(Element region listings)
• • • •

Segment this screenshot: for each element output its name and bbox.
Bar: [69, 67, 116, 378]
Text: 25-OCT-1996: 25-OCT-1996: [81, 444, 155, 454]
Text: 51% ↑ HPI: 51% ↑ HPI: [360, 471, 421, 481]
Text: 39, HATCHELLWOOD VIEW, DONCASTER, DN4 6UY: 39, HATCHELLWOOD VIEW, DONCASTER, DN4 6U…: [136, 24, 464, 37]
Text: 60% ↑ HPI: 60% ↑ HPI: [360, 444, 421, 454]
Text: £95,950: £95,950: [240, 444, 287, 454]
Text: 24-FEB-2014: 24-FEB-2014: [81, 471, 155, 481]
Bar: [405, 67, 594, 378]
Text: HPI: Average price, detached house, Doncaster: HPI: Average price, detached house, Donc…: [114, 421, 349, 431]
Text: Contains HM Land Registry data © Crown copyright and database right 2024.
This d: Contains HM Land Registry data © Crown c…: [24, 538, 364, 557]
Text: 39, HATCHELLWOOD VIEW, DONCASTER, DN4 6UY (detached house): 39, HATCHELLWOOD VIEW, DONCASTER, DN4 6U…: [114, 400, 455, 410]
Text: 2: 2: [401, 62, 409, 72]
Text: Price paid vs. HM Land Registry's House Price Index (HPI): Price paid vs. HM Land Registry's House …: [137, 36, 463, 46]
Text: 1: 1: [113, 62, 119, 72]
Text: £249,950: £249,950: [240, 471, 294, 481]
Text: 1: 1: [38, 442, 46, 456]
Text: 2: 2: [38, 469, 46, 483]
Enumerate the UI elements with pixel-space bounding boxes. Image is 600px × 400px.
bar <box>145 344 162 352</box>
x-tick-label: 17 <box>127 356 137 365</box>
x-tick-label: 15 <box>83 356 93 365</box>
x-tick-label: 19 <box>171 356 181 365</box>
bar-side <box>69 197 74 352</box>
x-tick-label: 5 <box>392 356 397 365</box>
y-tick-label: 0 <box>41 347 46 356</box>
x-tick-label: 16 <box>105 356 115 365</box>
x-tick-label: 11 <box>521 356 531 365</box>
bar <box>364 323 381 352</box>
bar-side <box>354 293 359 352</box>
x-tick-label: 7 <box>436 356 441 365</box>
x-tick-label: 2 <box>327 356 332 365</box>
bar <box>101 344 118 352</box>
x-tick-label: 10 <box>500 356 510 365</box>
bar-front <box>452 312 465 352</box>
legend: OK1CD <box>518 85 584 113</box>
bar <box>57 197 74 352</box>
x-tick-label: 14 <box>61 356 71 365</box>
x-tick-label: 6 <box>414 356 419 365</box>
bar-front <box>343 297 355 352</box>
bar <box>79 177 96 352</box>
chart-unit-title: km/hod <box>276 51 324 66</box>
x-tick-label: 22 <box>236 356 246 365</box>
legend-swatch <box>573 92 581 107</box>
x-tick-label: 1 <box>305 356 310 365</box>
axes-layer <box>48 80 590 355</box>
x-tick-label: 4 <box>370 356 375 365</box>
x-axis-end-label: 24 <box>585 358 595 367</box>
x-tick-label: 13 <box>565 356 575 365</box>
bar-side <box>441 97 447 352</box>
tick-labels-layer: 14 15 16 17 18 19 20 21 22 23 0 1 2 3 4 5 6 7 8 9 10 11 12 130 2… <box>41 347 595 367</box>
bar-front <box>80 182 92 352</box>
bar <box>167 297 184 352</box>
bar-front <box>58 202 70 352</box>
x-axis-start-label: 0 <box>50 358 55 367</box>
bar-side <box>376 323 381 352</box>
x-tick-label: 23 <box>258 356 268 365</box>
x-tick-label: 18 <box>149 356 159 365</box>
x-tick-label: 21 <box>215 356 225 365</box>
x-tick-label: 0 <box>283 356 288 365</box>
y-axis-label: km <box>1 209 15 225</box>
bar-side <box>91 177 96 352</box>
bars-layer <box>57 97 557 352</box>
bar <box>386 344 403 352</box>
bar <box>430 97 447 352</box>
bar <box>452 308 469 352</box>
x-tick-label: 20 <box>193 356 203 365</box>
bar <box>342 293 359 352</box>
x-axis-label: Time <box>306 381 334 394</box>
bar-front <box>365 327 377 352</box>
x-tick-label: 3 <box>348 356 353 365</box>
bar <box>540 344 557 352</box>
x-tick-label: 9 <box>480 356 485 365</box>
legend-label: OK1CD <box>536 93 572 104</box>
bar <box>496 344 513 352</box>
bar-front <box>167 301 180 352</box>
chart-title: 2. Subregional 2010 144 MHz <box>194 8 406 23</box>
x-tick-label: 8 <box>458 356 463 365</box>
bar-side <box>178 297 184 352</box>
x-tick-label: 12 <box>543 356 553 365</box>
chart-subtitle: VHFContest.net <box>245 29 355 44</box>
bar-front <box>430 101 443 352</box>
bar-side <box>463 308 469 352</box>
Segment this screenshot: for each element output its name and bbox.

• • • •

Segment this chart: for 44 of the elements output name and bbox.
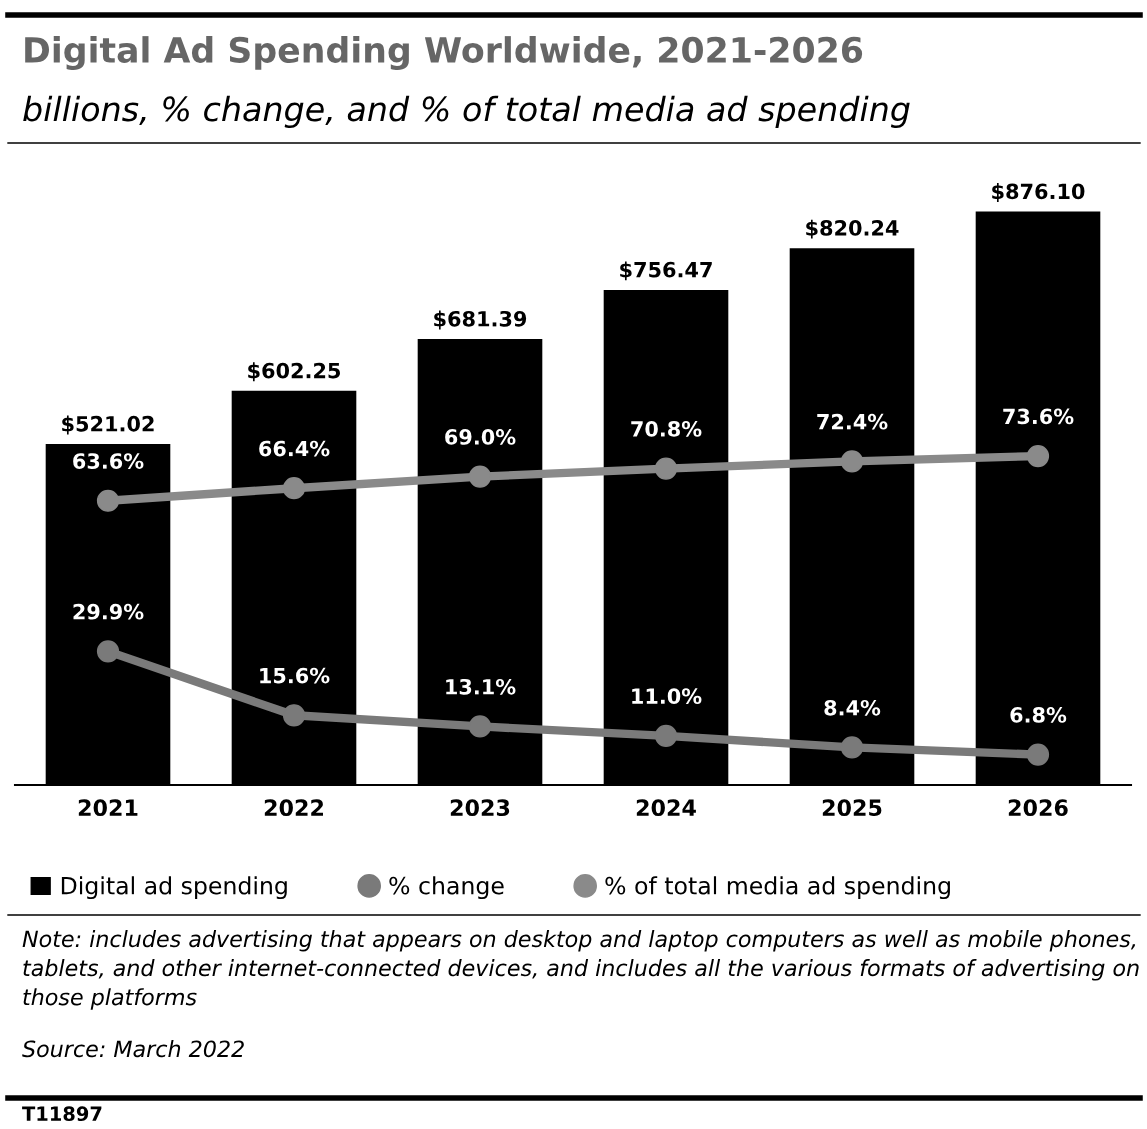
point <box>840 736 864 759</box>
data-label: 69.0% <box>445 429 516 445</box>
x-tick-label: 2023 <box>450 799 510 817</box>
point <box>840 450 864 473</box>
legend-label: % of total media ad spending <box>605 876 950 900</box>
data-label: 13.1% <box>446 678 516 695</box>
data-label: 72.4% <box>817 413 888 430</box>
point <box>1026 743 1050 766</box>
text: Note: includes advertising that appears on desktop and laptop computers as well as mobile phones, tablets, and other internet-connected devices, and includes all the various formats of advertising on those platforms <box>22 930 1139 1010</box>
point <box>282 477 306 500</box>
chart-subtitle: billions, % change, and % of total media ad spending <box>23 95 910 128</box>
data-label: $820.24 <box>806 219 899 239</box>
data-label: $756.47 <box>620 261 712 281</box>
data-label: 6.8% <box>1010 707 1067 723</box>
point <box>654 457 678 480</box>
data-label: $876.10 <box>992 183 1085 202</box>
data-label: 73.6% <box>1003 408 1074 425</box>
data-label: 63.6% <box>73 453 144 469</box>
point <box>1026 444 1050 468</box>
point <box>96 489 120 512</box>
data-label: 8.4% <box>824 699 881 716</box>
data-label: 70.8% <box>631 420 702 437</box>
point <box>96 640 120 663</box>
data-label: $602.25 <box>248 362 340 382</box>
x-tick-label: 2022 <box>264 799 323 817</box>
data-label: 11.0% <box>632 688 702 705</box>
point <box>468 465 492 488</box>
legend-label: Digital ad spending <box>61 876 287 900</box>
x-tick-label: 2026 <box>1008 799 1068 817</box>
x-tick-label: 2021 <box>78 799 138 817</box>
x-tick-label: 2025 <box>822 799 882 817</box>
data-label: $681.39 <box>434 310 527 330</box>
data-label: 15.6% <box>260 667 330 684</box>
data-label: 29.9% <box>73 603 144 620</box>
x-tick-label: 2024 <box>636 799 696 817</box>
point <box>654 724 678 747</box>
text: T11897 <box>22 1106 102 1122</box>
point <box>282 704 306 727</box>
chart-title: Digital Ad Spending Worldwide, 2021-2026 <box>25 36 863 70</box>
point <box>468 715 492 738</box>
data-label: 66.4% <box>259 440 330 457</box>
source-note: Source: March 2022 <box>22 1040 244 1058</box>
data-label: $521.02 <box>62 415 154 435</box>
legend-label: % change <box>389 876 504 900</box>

• • • •

# Description of the task:
In the lines from the one with "point <box>840 736 864 759</box>" to the one with "point <box>468 465 492 488</box>", swap "point" for "marker" and leave everything else unchanged. Give back only those lines.

# Solution for this exercise:
marker <box>840 736 864 759</box>
data-label: 69.0% <box>445 429 516 445</box>
x-tick-label: 2023 <box>450 799 510 817</box>
marker <box>840 450 864 473</box>
legend-label: % of total media ad spending <box>605 876 950 900</box>
data-label: 13.1% <box>446 678 516 695</box>
data-label: 72.4% <box>817 413 888 430</box>
marker <box>1026 743 1050 766</box>
text: Note: includes advertising that appears on desktop and laptop computers as well as mobile phones, tablets, and other internet-connected devices, and includes all the various formats of advertising on those platforms <box>22 930 1139 1010</box>
marker <box>282 477 306 500</box>
chart-subtitle: billions, % change, and % of total media ad spending <box>23 95 910 128</box>
data-label: $820.24 <box>806 219 899 239</box>
data-label: $756.47 <box>620 261 712 281</box>
data-label: 6.8% <box>1010 707 1067 723</box>
marker <box>654 457 678 480</box>
data-label: $876.10 <box>992 183 1085 202</box>
data-label: 73.6% <box>1003 408 1074 425</box>
data-label: 63.6% <box>73 453 144 469</box>
marker <box>1026 444 1050 468</box>
marker <box>96 489 120 512</box>
data-label: 8.4% <box>824 699 881 716</box>
data-label: 70.8% <box>631 420 702 437</box>
marker <box>96 640 120 663</box>
data-label: $602.25 <box>248 362 340 382</box>
x-tick-label: 2022 <box>264 799 323 817</box>
data-label: 11.0% <box>632 688 702 705</box>
marker <box>468 465 492 488</box>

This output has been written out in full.